#### SHORT EXERCISE:
Reproduce the listing below in its entirety. Change nothing.

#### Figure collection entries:
** START **

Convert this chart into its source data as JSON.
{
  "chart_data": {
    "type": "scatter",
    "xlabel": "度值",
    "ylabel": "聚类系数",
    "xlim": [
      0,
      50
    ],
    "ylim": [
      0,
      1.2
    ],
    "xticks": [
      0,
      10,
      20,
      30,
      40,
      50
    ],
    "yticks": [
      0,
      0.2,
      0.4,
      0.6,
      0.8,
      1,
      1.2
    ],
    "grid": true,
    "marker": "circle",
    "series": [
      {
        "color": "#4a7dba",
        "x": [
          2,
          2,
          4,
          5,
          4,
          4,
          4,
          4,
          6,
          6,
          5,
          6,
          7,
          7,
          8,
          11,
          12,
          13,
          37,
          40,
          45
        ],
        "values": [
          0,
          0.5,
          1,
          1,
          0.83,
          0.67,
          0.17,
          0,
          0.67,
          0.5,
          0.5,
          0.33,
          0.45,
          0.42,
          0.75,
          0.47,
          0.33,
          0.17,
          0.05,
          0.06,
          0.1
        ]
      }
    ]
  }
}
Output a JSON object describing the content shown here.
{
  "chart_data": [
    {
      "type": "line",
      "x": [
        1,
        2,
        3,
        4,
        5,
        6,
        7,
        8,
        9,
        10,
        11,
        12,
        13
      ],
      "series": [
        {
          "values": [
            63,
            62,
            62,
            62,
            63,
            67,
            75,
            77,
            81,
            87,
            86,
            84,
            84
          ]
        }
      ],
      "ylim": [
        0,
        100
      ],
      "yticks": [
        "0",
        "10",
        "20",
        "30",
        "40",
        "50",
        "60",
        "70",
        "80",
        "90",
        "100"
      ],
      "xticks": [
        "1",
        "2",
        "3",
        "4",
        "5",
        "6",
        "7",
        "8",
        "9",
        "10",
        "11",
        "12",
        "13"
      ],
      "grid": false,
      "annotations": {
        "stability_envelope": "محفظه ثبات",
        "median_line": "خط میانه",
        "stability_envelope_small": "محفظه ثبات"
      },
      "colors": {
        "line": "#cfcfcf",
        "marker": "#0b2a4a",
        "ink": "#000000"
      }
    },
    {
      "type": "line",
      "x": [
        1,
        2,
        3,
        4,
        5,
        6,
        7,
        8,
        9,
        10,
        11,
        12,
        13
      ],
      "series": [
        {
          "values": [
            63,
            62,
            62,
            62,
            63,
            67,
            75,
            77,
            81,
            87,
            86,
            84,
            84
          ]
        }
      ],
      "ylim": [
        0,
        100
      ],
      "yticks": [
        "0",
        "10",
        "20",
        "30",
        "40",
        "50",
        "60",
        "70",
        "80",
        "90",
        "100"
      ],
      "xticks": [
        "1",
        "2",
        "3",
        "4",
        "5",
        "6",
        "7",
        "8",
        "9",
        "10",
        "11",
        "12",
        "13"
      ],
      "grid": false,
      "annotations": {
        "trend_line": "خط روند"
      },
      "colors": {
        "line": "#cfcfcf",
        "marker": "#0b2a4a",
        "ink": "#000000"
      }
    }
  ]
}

** END **

#### OUTPUT BELOW:
Convert this chart into its source data as JSON.
{
  "chart_data": {
    "type": "scatter",
    "xlabel": "度值",
    "ylabel": "聚类系数",
    "xlim": [
      0,
      50
    ],
    "ylim": [
      0,
      1.2
    ],
    "xticks": [
      0,
      10,
      20,
      30,
      40,
      50
    ],
    "yticks": [
      0,
      0.2,
      0.4,
      0.6,
      0.8,
      1,
      1.2
    ],
    "grid": true,
    "marker": "circle",
    "series": [
      {
        "color": "#4a7dba",
        "x": [
          2,
          2,
          4,
          5,
          4,
          4,
          4,
          4,
          6,
          6,
          5,
          6,
          7,
          7,
          8,
          11,
          12,
          13,
          37,
          40,
          45
        ],
        "values": [
          0,
          0.5,
          1,
          1,
          0.83,
          0.67,
          0.17,
          0,
          0.67,
          0.5,
          0.5,
          0.33,
          0.45,
          0.42,
          0.75,
          0.47,
          0.33,
          0.17,
          0.05,
          0.06,
          0.1
        ]
      }
    ]
  }
}
Output a JSON object describing the content shown here.
{
  "chart_data": [
    {
      "type": "line",
      "x": [
        1,
        2,
        3,
        4,
        5,
        6,
        7,
        8,
        9,
        10,
        11,
        12,
        13
      ],
      "series": [
        {
          "values": [
            63,
            62,
            62,
            62,
            63,
            67,
            75,
            77,
            81,
            87,
            86,
            84,
            84
          ]
        }
      ],
      "ylim": [
        0,
        100
      ],
      "yticks": [
        "0",
        "10",
        "20",
        "30",
        "40",
        "50",
        "60",
        "70",
        "80",
        "90",
        "100"
      ],
      "xticks": [
        "1",
        "2",
        "3",
        "4",
        "5",
        "6",
        "7",
        "8",
        "9",
        "10",
        "11",
        "12",
        "13"
      ],
      "grid": false,
      "annotations": {
        "stability_envelope": "محفظه ثبات",
        "median_line": "خط میانه",
        "stability_envelope_small": "محفظه ثبات"
      },
      "colors": {
        "line": "#cfcfcf",
        "marker": "#0b2a4a",
        "ink": "#000000"
      }
    },
    {
      "type": "line",
      "x": [
        1,
        2,
        3,
        4,
        5,
        6,
        7,
        8,
        9,
        10,
        11,
        12,
        13
      ],
      "series": [
        {
          "values": [
            63,
            62,
            62,
            62,
            63,
            67,
            75,
            77,
            81,
            87,
            86,
            84,
            84
          ]
        }
      ],
      "ylim": [
        0,
        100
      ],
      "yticks": [
        "0",
        "10",
        "20",
        "30",
        "40",
        "50",
        "60",
        "70",
        "80",
        "90",
        "100"
      ],
      "xticks": [
        "1",
        "2",
        "3",
        "4",
        "5",
        "6",
        "7",
        "8",
        "9",
        "10",
        "11",
        "12",
        "13"
      ],
      "grid": false,
      "annotations": {
        "trend_line": "خط روند"
      },
      "colors": {
        "line": "#cfcfcf",
        "marker": "#0b2a4a",
        "ink": "#000000"
      }
    }
  ]
}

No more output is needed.